Pick out the lines below that contain the string "would" and copy them all.

☆ ☆ ☆

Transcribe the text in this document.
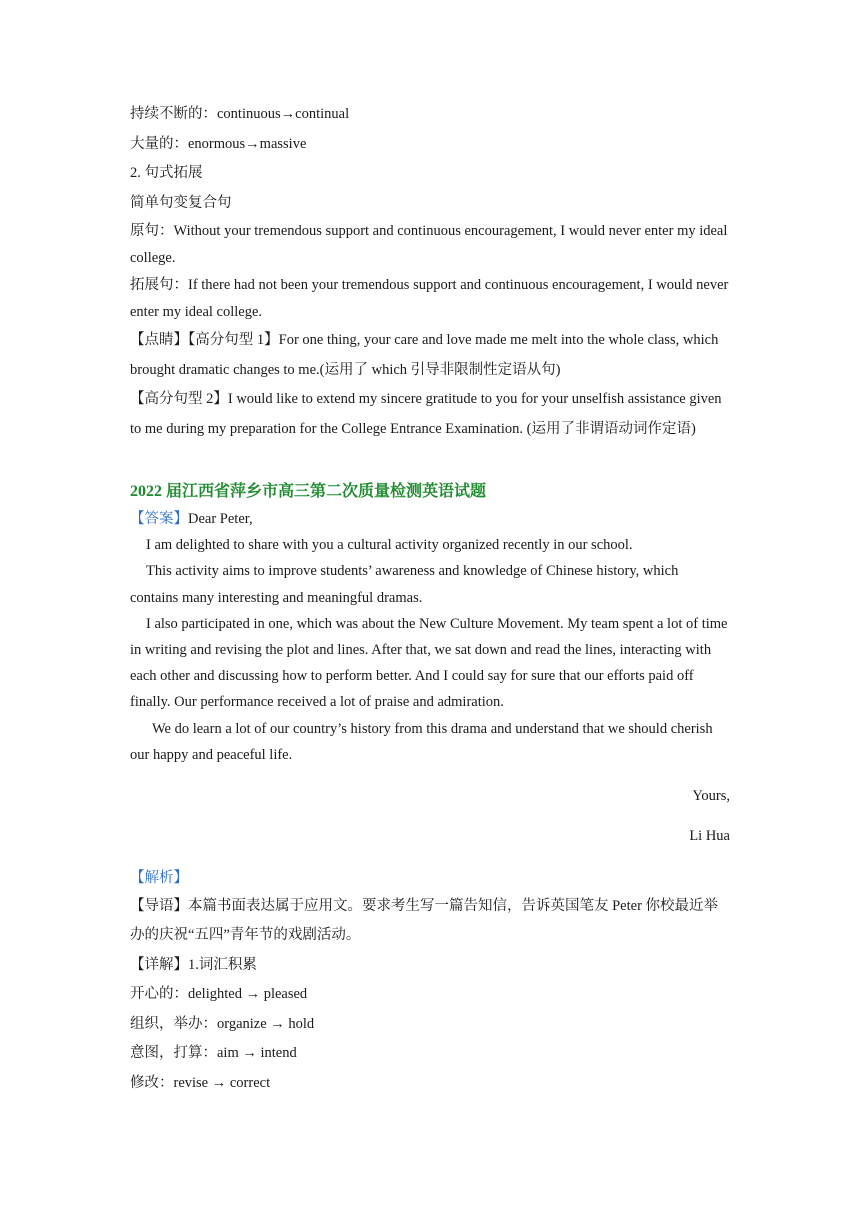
持续不断的：continuous→continual

大量的：enormous→massive

2. 句式拓展

简单句变复合句

原句：Without your tremendous support and continuous encouragement, I would never enter my ideal college.

拓展句：If there had not been your tremendous support and continuous encouragement, I would never enter my ideal college.

【点睛】【高分句型 1】For one thing, your care and love made me melt into the whole class, which brought dramatic changes to me.(运用了 which 引导非限制性定语从句)

【高分句型 2】I would like to extend my sincere gratitude to you for your unselfish assistance given to me during my preparation for the College Entrance Examination. (运用了非谓语动词作定语)

2022 届江西省萍乡市高三第二次质量检测英语试题

【答案】Dear Peter,

I am delighted to share with you a cultural activity organized recently in our school.

This activity aims to improve students’ awareness and knowledge of Chinese history, which contains many interesting and meaningful dramas.

I also participated in one, which was about the New Culture Movement. My team spent a lot of time in writing and revising the plot and lines. After that, we sat down and read the lines, interacting with each other and discussing how to perform better. And I could say for sure that our efforts paid off finally. Our performance received a lot of praise and admiration.

We do learn a lot of our country’s history from this drama and understand that we should cherish our happy and peaceful life.

Yours,

Li Hua

【解析】

【导语】本篇书面表达属于应用文。要求考生写一篇告知信，告诉英国笔友 Peter 你校最近举办的庆祝“五四”青年节的戏剧活动。

【详解】1.词汇积累

开心的：delighted → pleased

组织，举办：organize → hold

意图，打算：aim → intend

修改：revise → correct
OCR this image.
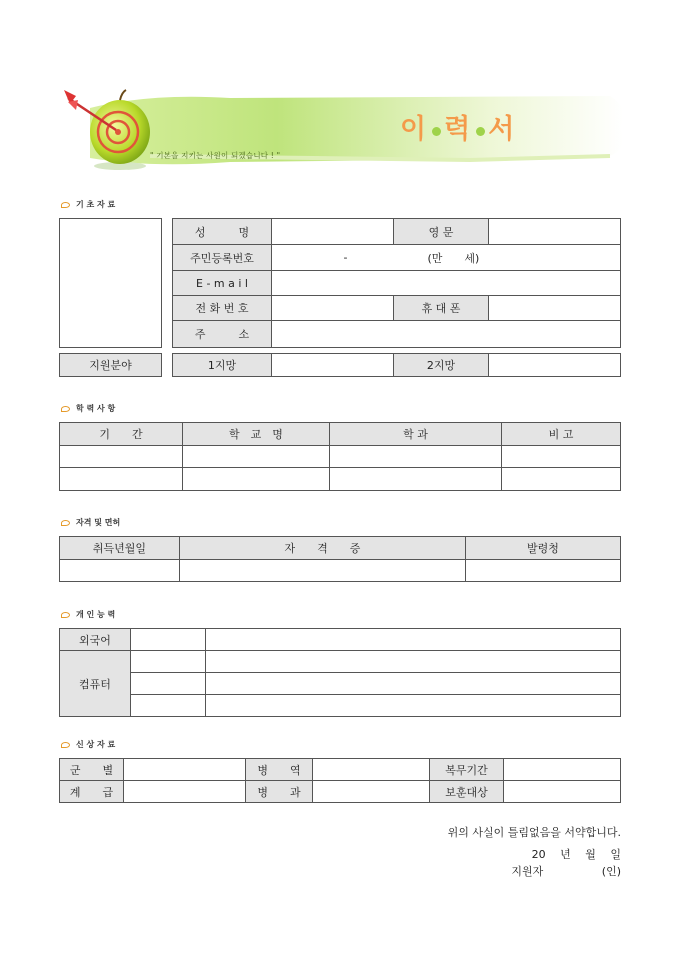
" 기본을 지키는 사원이 되겠습니다 ! "
이 력 서
기 초 자 료
성　　　명		영 문	
주민등록번호	-	(만　　세)	
E - m a i l			
전 화 번 호		휴 대 폰	
주　　　소			
지원분야	1지망		2지망	
학 력 사 항
기　　간	학　교　명	학 과	비 고

자격 및 면허
취득년월일	자　　격　　증	발령청

개 인 능 력
외국어		
컴퓨터		

신 상 자 료
군　　별		병　　역		복무기간	
계　　급		병　　과		보훈대상	
위의 사실이 틀림없음을 서약합니다.
20　 년　 월　 일
지원자　　　　　 (인)
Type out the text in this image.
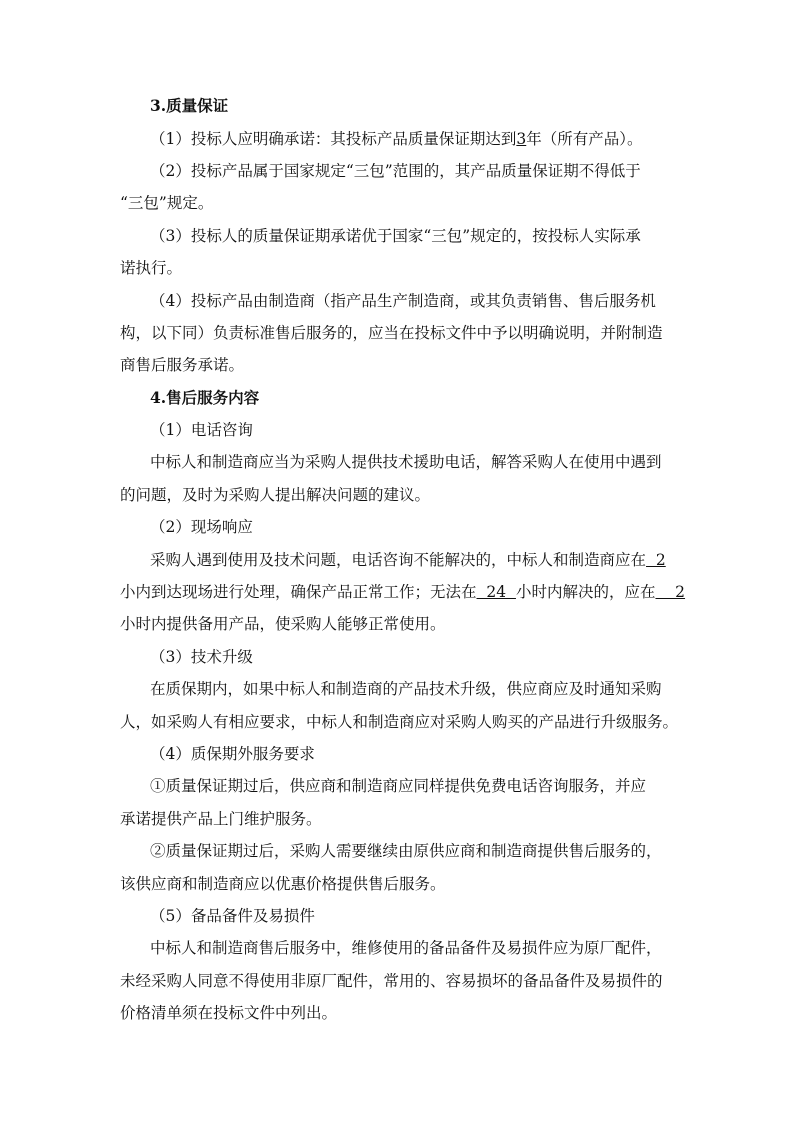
3.质量保证
（1）投标人应明确承诺：其投标产品质量保证期达到3年（所有产品）。
（2）投标产品属于国家规定“三包”范围的，其产品质量保证期不得低于
“三包”规定。
（3）投标人的质量保证期承诺优于国家“三包”规定的，按投标人实际承
诺执行。
（4）投标产品由制造商（指产品生产制造商，或其负责销售、售后服务机
构，以下同）负责标准售后服务的，应当在投标文件中予以明确说明，并附制造
商售后服务承诺。
4.售后服务内容
（1）电话咨询
中标人和制造商应当为采购人提供技术援助电话，解答采购人在使用中遇到
的问题，及时为采购人提出解决问题的建议。
（2）现场响应
采购人遇到使用及技术问题，电话咨询不能解决的，中标人和制造商应在  2
小内到达现场进行处理，确保产品正常工作；无法在  24  小时内解决的，应在    2
小时内提供备用产品，使采购人能够正常使用。
（3）技术升级
在质保期内，如果中标人和制造商的产品技术升级，供应商应及时通知采购
人，如采购人有相应要求，中标人和制造商应对采购人购买的产品进行升级服务。
（4）质保期外服务要求
①质量保证期过后，供应商和制造商应同样提供免费电话咨询服务，并应
承诺提供产品上门维护服务。
②质量保证期过后，采购人需要继续由原供应商和制造商提供售后服务的，
该供应商和制造商应以优惠价格提供售后服务。
（5）备品备件及易损件
中标人和制造商售后服务中，维修使用的备品备件及易损件应为原厂配件，
未经采购人同意不得使用非原厂配件，常用的、容易损坏的备品备件及易损件的
价格清单须在投标文件中列出。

☆ ☆ ☆

> **Complete answer**:
原句：Without your tremendous support and continuous encouragement, I would never enter my ideal college.
拓展句：If there had not been your tremendous support and continuous encouragement, I would never enter my ideal college.
【高分句型 2】I would like to extend my sincere gratitude to you for your unselfish assistance given to me during my preparation for the College Entrance Examination. (运用了非谓语动词作定语)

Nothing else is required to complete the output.